[EXERCISE TASK]
Reproduce all of the material word for word.

Figure contents as structured data:
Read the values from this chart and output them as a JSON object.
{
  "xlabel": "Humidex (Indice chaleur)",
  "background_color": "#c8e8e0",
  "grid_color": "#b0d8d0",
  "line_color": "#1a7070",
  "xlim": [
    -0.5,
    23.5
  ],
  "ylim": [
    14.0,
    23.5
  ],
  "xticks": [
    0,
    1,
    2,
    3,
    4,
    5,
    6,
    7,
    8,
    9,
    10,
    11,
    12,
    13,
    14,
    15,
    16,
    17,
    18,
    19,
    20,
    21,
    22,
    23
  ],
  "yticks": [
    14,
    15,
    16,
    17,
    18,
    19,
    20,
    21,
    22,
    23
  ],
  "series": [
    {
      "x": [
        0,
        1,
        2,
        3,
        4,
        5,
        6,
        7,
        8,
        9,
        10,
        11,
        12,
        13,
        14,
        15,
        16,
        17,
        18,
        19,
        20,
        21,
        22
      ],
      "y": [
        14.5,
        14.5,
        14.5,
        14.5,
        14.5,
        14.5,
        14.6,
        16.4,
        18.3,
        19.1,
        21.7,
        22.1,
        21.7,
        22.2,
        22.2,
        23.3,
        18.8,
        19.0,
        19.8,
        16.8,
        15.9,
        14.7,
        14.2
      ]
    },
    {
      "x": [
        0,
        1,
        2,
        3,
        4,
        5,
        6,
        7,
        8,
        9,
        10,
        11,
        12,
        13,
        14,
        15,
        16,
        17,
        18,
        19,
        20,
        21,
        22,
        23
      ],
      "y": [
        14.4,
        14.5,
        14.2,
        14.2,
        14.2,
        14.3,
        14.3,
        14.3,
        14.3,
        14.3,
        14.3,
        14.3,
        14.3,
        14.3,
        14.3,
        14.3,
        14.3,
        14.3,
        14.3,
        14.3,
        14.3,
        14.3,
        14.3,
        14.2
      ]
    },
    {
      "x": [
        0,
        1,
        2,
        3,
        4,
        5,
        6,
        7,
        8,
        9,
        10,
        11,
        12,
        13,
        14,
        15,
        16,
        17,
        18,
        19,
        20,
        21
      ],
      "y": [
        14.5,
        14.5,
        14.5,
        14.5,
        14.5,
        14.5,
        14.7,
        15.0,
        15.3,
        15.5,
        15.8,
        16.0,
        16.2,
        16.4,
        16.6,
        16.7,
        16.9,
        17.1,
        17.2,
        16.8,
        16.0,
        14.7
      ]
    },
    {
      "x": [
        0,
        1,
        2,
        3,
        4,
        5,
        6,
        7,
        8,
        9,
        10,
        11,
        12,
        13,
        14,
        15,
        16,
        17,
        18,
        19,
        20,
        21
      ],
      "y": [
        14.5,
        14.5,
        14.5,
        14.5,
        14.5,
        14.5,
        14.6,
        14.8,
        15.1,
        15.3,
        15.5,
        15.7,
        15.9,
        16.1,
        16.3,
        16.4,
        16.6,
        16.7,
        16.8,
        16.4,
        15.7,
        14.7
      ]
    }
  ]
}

[REPLY TO THE TASK]
Read the values from this chart and output them as a JSON object.
{
  "xlabel": "Humidex (Indice chaleur)",
  "background_color": "#c8e8e0",
  "grid_color": "#b0d8d0",
  "line_color": "#1a7070",
  "xlim": [
    -0.5,
    23.5
  ],
  "ylim": [
    14.0,
    23.5
  ],
  "xticks": [
    0,
    1,
    2,
    3,
    4,
    5,
    6,
    7,
    8,
    9,
    10,
    11,
    12,
    13,
    14,
    15,
    16,
    17,
    18,
    19,
    20,
    21,
    22,
    23
  ],
  "yticks": [
    14,
    15,
    16,
    17,
    18,
    19,
    20,
    21,
    22,
    23
  ],
  "series": [
    {
      "x": [
        0,
        1,
        2,
        3,
        4,
        5,
        6,
        7,
        8,
        9,
        10,
        11,
        12,
        13,
        14,
        15,
        16,
        17,
        18,
        19,
        20,
        21,
        22
      ],
      "y": [
        14.5,
        14.5,
        14.5,
        14.5,
        14.5,
        14.5,
        14.6,
        16.4,
        18.3,
        19.1,
        21.7,
        22.1,
        21.7,
        22.2,
        22.2,
        23.3,
        18.8,
        19.0,
        19.8,
        16.8,
        15.9,
        14.7,
        14.2
      ]
    },
    {
      "x": [
        0,
        1,
        2,
        3,
        4,
        5,
        6,
        7,
        8,
        9,
        10,
        11,
        12,
        13,
        14,
        15,
        16,
        17,
        18,
        19,
        20,
        21,
        22,
        23
      ],
      "y": [
        14.4,
        14.5,
        14.2,
        14.2,
        14.2,
        14.3,
        14.3,
        14.3,
        14.3,
        14.3,
        14.3,
        14.3,
        14.3,
        14.3,
        14.3,
        14.3,
        14.3,
        14.3,
        14.3,
        14.3,
        14.3,
        14.3,
        14.3,
        14.2
      ]
    },
    {
      "x": [
        0,
        1,
        2,
        3,
        4,
        5,
        6,
        7,
        8,
        9,
        10,
        11,
        12,
        13,
        14,
        15,
        16,
        17,
        18,
        19,
        20,
        21
      ],
      "y": [
        14.5,
        14.5,
        14.5,
        14.5,
        14.5,
        14.5,
        14.7,
        15.0,
        15.3,
        15.5,
        15.8,
        16.0,
        16.2,
        16.4,
        16.6,
        16.7,
        16.9,
        17.1,
        17.2,
        16.8,
        16.0,
        14.7
      ]
    },
    {
      "x": [
        0,
        1,
        2,
        3,
        4,
        5,
        6,
        7,
        8,
        9,
        10,
        11,
        12,
        13,
        14,
        15,
        16,
        17,
        18,
        19,
        20,
        21
      ],
      "y": [
        14.5,
        14.5,
        14.5,
        14.5,
        14.5,
        14.5,
        14.6,
        14.8,
        15.1,
        15.3,
        15.5,
        15.7,
        15.9,
        16.1,
        16.3,
        16.4,
        16.6,
        16.7,
        16.8,
        16.4,
        15.7,
        14.7
      ]
    }
  ]
}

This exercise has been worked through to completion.